## [Dataset records]
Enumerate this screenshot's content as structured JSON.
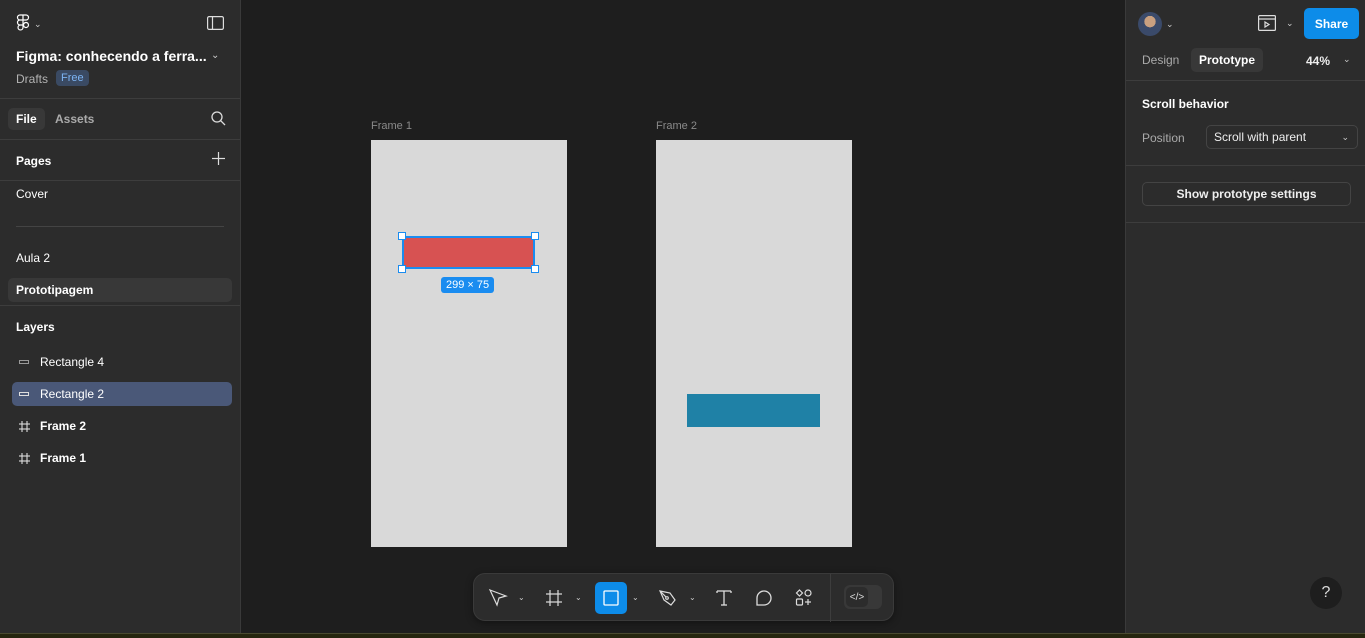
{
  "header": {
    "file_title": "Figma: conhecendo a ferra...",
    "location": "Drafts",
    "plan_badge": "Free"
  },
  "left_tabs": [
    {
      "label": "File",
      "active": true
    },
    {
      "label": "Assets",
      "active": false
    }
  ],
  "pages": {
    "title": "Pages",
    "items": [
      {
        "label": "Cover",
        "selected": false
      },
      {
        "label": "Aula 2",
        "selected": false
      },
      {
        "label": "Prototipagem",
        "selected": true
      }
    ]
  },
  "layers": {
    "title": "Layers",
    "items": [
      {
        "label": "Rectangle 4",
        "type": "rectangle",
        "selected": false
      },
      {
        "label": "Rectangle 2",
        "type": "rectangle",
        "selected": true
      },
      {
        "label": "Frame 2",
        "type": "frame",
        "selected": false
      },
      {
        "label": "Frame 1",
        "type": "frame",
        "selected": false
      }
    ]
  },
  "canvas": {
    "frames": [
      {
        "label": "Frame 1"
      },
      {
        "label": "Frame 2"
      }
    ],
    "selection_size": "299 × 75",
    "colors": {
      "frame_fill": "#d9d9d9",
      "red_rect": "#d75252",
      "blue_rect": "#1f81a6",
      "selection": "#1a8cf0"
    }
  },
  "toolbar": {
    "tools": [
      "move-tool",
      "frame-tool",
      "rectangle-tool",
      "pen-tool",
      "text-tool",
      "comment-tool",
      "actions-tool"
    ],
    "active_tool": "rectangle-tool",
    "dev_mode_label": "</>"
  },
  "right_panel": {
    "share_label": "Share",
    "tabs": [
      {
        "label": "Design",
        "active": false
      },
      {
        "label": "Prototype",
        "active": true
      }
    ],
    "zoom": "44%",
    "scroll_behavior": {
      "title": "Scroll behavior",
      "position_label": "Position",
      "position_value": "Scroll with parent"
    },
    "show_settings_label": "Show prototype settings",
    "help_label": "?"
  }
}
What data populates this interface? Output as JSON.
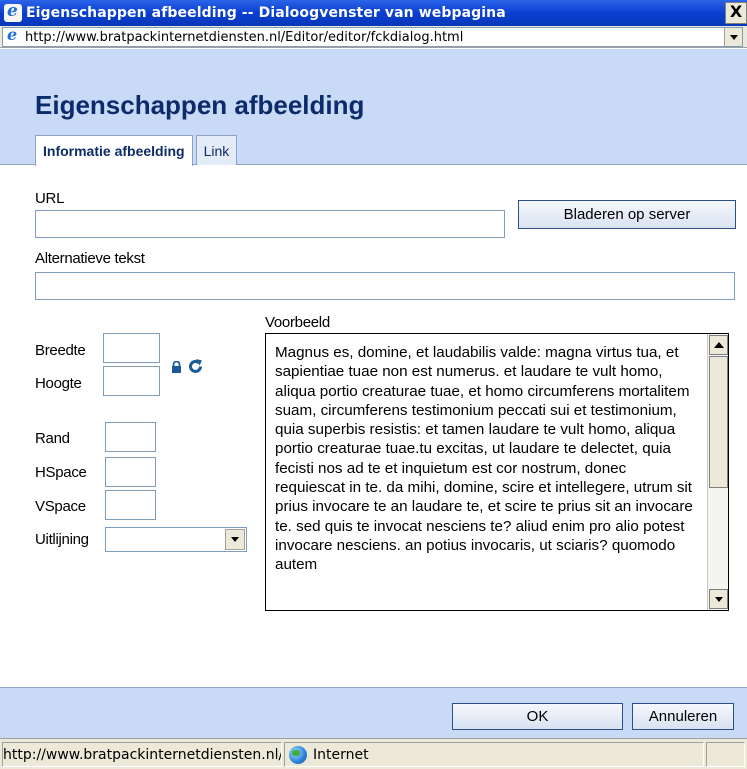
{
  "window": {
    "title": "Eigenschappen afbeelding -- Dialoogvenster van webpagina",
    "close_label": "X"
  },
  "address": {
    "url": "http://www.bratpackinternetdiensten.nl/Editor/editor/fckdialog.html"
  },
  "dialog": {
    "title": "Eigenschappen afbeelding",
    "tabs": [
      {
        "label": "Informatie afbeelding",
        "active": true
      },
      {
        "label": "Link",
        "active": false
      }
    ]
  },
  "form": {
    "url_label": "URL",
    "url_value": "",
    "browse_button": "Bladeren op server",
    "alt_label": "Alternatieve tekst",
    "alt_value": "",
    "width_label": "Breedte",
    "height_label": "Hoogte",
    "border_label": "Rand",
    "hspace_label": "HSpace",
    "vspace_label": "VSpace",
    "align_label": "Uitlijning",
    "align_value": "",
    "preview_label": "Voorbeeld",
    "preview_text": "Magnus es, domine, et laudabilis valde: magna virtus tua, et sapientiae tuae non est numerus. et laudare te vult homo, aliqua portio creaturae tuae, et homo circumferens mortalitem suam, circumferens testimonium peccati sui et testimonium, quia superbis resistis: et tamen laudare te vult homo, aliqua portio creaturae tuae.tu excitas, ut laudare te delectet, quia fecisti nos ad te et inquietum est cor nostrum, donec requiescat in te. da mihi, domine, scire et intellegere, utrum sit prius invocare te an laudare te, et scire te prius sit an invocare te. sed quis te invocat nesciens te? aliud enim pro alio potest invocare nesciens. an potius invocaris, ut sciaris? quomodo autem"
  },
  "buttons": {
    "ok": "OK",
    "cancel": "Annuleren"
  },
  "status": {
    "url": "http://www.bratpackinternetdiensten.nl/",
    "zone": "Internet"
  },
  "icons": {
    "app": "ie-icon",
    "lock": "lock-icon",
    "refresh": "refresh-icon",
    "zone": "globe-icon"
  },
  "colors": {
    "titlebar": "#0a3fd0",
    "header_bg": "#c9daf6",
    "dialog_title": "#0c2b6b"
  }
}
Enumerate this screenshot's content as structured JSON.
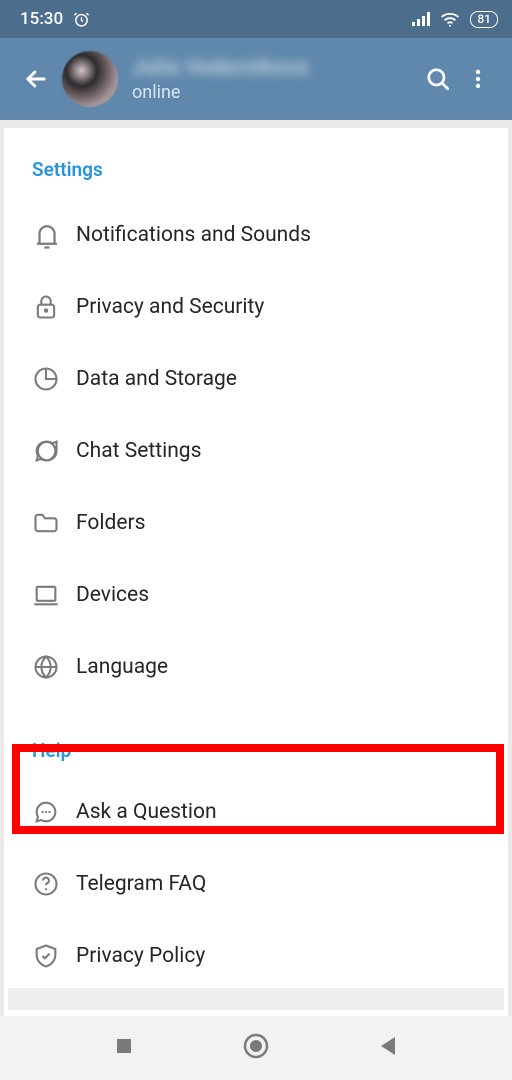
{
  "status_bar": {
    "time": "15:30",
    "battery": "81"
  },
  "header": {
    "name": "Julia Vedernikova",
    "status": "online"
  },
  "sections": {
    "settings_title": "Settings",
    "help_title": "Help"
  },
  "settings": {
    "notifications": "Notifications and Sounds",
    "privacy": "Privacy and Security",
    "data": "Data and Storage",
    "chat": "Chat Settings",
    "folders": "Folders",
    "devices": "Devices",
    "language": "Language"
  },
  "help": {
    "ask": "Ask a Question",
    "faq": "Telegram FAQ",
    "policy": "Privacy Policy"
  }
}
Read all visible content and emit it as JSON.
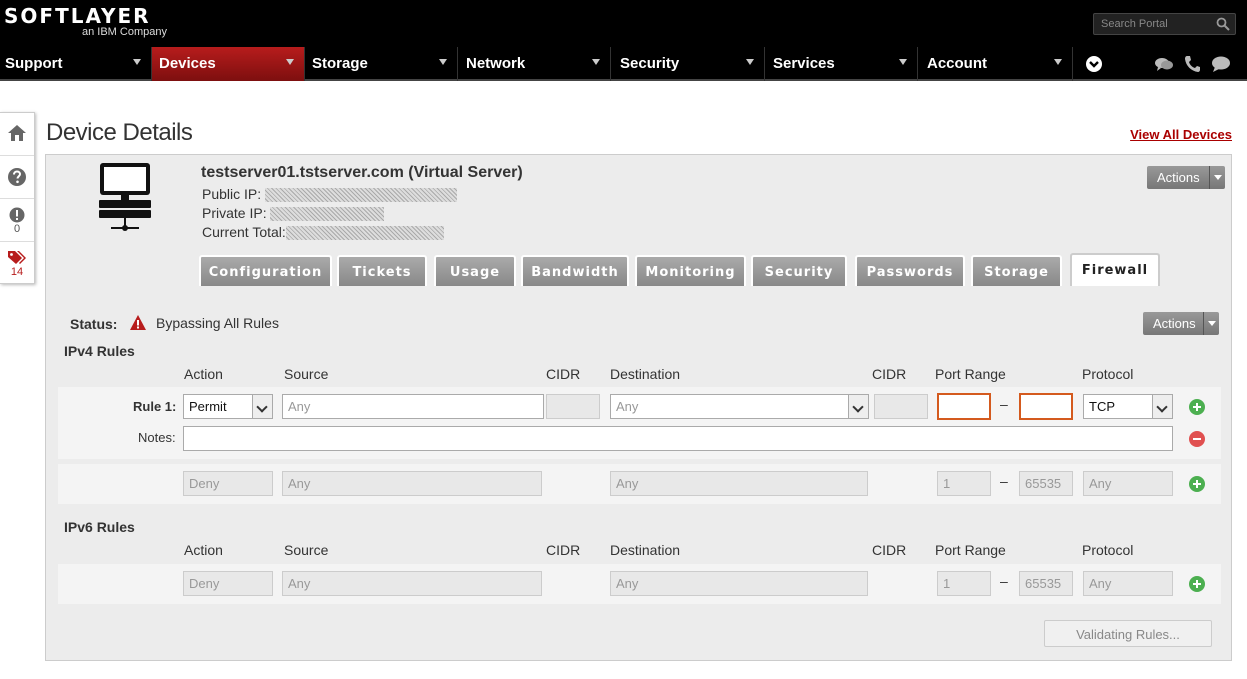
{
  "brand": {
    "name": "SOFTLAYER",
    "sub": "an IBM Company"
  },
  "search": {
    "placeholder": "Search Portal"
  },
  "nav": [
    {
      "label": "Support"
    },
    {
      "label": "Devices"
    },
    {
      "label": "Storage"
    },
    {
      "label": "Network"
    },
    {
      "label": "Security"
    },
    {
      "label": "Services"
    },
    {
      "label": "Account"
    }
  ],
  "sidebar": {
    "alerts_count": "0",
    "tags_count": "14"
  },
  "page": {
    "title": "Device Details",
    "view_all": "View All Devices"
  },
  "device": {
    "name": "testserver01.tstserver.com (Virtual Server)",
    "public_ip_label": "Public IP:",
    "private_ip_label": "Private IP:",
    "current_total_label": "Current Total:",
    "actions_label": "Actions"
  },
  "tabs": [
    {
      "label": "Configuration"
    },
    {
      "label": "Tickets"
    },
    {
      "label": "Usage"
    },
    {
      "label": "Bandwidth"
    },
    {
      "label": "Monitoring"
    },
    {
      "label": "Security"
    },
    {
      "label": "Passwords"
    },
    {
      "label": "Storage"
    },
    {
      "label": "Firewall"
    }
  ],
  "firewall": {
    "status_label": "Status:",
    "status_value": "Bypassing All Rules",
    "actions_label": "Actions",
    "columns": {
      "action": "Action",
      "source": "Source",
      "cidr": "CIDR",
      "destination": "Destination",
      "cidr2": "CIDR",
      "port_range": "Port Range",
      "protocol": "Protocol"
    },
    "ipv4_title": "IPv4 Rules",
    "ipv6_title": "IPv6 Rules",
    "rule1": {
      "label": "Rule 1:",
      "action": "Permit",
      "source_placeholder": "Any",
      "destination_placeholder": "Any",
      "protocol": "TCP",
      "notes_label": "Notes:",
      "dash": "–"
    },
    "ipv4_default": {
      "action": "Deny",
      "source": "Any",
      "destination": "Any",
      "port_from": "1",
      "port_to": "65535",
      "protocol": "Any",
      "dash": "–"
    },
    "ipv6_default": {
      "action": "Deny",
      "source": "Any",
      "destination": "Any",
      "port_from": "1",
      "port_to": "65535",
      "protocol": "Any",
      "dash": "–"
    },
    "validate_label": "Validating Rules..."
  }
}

## [Task to complete]
Make an exact copy of every entry above, minus the images.

## [Reply]
Enumerate this screenshot's content as structured JSON.
{
  "header": {
    "file_title": "Figma: conhecendo a ferra...",
    "location": "Drafts",
    "plan_badge": "Free"
  },
  "left_tabs": [
    {
      "label": "File",
      "active": true
    },
    {
      "label": "Assets",
      "active": false
    }
  ],
  "pages": {
    "title": "Pages",
    "items": [
      {
        "label": "Cover",
        "selected": false
      },
      {
        "label": "Aula 2",
        "selected": false
      },
      {
        "label": "Prototipagem",
        "selected": true
      }
    ]
  },
  "layers": {
    "title": "Layers",
    "items": [
      {
        "label": "Rectangle 4",
        "type": "rectangle",
        "selected": false
      },
      {
        "label": "Rectangle 2",
        "type": "rectangle",
        "selected": true
      },
      {
        "label": "Frame 2",
        "type": "frame",
        "selected": false
      },
      {
        "label": "Frame 1",
        "type": "frame",
        "selected": false
      }
    ]
  },
  "canvas": {
    "frames": [
      {
        "label": "Frame 1"
      },
      {
        "label": "Frame 2"
      }
    ],
    "selection_size": "299 × 75",
    "colors": {
      "frame_fill": "#d9d9d9",
      "red_rect": "#d75252",
      "blue_rect": "#1f81a6",
      "selection": "#1a8cf0"
    }
  },
  "toolbar": {
    "tools": [
      "move-tool",
      "frame-tool",
      "rectangle-tool",
      "pen-tool",
      "text-tool",
      "comment-tool",
      "actions-tool"
    ],
    "active_tool": "rectangle-tool",
    "dev_mode_label": "</>"
  },
  "right_panel": {
    "share_label": "Share",
    "tabs": [
      {
        "label": "Design",
        "active": false
      },
      {
        "label": "Prototype",
        "active": true
      }
    ],
    "zoom": "44%",
    "scroll_behavior": {
      "title": "Scroll behavior",
      "position_label": "Position",
      "position_value": "Scroll with parent"
    },
    "show_settings_label": "Show prototype settings",
    "help_label": "?"
  }
}
What data populates this interface? Output as JSON.
{
  "window": {
    "title": "Eigenschappen afbeelding -- Dialoogvenster van webpagina",
    "close_label": "X"
  },
  "address": {
    "url": "http://www.bratpackinternetdiensten.nl/Editor/editor/fckdialog.html"
  },
  "dialog": {
    "title": "Eigenschappen afbeelding",
    "tabs": [
      {
        "label": "Informatie afbeelding",
        "active": true
      },
      {
        "label": "Link",
        "active": false
      }
    ]
  },
  "form": {
    "url_label": "URL",
    "url_value": "",
    "browse_button": "Bladeren op server",
    "alt_label": "Alternatieve tekst",
    "alt_value": "",
    "width_label": "Breedte",
    "height_label": "Hoogte",
    "border_label": "Rand",
    "hspace_label": "HSpace",
    "vspace_label": "VSpace",
    "align_label": "Uitlijning",
    "align_value": "",
    "preview_label": "Voorbeeld",
    "preview_text": "Magnus es, domine, et laudabilis valde: magna virtus tua, et sapientiae tuae non est numerus. et laudare te vult homo, aliqua portio creaturae tuae, et homo circumferens mortalitem suam, circumferens testimonium peccati sui et testimonium, quia superbis resistis: et tamen laudare te vult homo, aliqua portio creaturae tuae.tu excitas, ut laudare te delectet, quia fecisti nos ad te et inquietum est cor nostrum, donec requiescat in te. da mihi, domine, scire et intellegere, utrum sit prius invocare te an laudare te, et scire te prius sit an invocare te. sed quis te invocat nesciens te? aliud enim pro alio potest invocare nesciens. an potius invocaris, ut sciaris? quomodo autem"
  },
  "buttons": {
    "ok": "OK",
    "cancel": "Annuleren"
  },
  "status": {
    "url": "http://www.bratpackinternetdiensten.nl/",
    "zone": "Internet"
  },
  "icons": {
    "app": "ie-icon",
    "lock": "lock-icon",
    "refresh": "refresh-icon",
    "zone": "globe-icon"
  },
  "colors": {
    "titlebar": "#0a3fd0",
    "header_bg": "#c9daf6",
    "dialog_title": "#0c2b6b"
  }
}
Enumerate this screenshot's content as structured JSON.
{
  "status_bar": {
    "time": "15:30",
    "battery": "81"
  },
  "header": {
    "name": "Julia Vedernikova",
    "status": "online"
  },
  "sections": {
    "settings_title": "Settings",
    "help_title": "Help"
  },
  "settings": {
    "notifications": "Notifications and Sounds",
    "privacy": "Privacy and Security",
    "data": "Data and Storage",
    "chat": "Chat Settings",
    "folders": "Folders",
    "devices": "Devices",
    "language": "Language"
  },
  "help": {
    "ask": "Ask a Question",
    "faq": "Telegram FAQ",
    "policy": "Privacy Policy"
  }
}
Read all visible content and emit it as JSON.
{
  "brand": {
    "name": "SOFTLAYER",
    "sub": "an IBM Company"
  },
  "search": {
    "placeholder": "Search Portal"
  },
  "nav": [
    {
      "label": "Support"
    },
    {
      "label": "Devices"
    },
    {
      "label": "Storage"
    },
    {
      "label": "Network"
    },
    {
      "label": "Security"
    },
    {
      "label": "Services"
    },
    {
      "label": "Account"
    }
  ],
  "sidebar": {
    "alerts_count": "0",
    "tags_count": "14"
  },
  "page": {
    "title": "Device Details",
    "view_all": "View All Devices"
  },
  "device": {
    "name": "testserver01.tstserver.com (Virtual Server)",
    "public_ip_label": "Public IP:",
    "private_ip_label": "Private IP:",
    "current_total_label": "Current Total:",
    "actions_label": "Actions"
  },
  "tabs": [
    {
      "label": "Configuration"
    },
    {
      "label": "Tickets"
    },
    {
      "label": "Usage"
    },
    {
      "label": "Bandwidth"
    },
    {
      "label": "Monitoring"
    },
    {
      "label": "Security"
    },
    {
      "label": "Passwords"
    },
    {
      "label": "Storage"
    },
    {
      "label": "Firewall"
    }
  ],
  "firewall": {
    "status_label": "Status:",
    "status_value": "Bypassing All Rules",
    "actions_label": "Actions",
    "columns": {
      "action": "Action",
      "source": "Source",
      "cidr": "CIDR",
      "destination": "Destination",
      "cidr2": "CIDR",
      "port_range": "Port Range",
      "protocol": "Protocol"
    },
    "ipv4_title": "IPv4 Rules",
    "ipv6_title": "IPv6 Rules",
    "rule1": {
      "label": "Rule 1:",
      "action": "Permit",
      "source_placeholder": "Any",
      "destination_placeholder": "Any",
      "protocol": "TCP",
      "notes_label": "Notes:",
      "dash": "–"
    },
    "ipv4_default": {
      "action": "Deny",
      "source": "Any",
      "destination": "Any",
      "port_from": "1",
      "port_to": "65535",
      "protocol": "Any",
      "dash": "–"
    },
    "ipv6_default": {
      "action": "Deny",
      "source": "Any",
      "destination": "Any",
      "port_from": "1",
      "port_to": "65535",
      "protocol": "Any",
      "dash": "–"
    },
    "validate_label": "Validating Rules..."
  }
}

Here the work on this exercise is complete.